Short task: Quote the listing below in its entirety, omitting every image.

Source records:
>> begin

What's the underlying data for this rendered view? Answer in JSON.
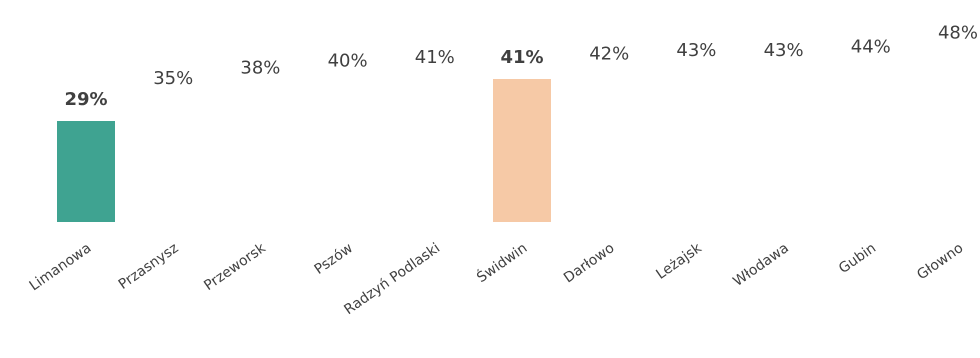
{
  "chart_data": {
    "type": "bar",
    "categories": [
      "Limanowa",
      "Przasnysz",
      "Przeworsk",
      "Pszów",
      "Radzyń Podlaski",
      "Świdwin",
      "Darłowo",
      "Leżajsk",
      "Włodawa",
      "Gubin",
      "Głowno"
    ],
    "values": [
      29,
      35,
      38,
      40,
      41,
      41,
      42,
      43,
      43,
      44,
      48
    ],
    "value_labels": [
      "29%",
      "35%",
      "38%",
      "40%",
      "41%",
      "41%",
      "42%",
      "43%",
      "43%",
      "44%",
      "48%"
    ],
    "value_unit": "%",
    "highlighted": [
      {
        "category": "Limanowa",
        "color": "#3fa391"
      },
      {
        "category": "Świdwin",
        "color": "#f6c9a6"
      }
    ],
    "other_bar_color": "#ffffff",
    "grid": false,
    "legend": "none"
  }
}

>> end

Result of this task:
What's the underlying data for this rendered view? Answer in JSON.
{
  "chart_data": {
    "type": "bar",
    "categories": [
      "Limanowa",
      "Przasnysz",
      "Przeworsk",
      "Pszów",
      "Radzyń Podlaski",
      "Świdwin",
      "Darłowo",
      "Leżajsk",
      "Włodawa",
      "Gubin",
      "Głowno"
    ],
    "values": [
      29,
      35,
      38,
      40,
      41,
      41,
      42,
      43,
      43,
      44,
      48
    ],
    "value_labels": [
      "29%",
      "35%",
      "38%",
      "40%",
      "41%",
      "41%",
      "42%",
      "43%",
      "43%",
      "44%",
      "48%"
    ],
    "value_unit": "%",
    "highlighted": [
      {
        "category": "Limanowa",
        "color": "#3fa391"
      },
      {
        "category": "Świdwin",
        "color": "#f6c9a6"
      }
    ],
    "other_bar_color": "#ffffff",
    "grid": false,
    "legend": "none"
  }
}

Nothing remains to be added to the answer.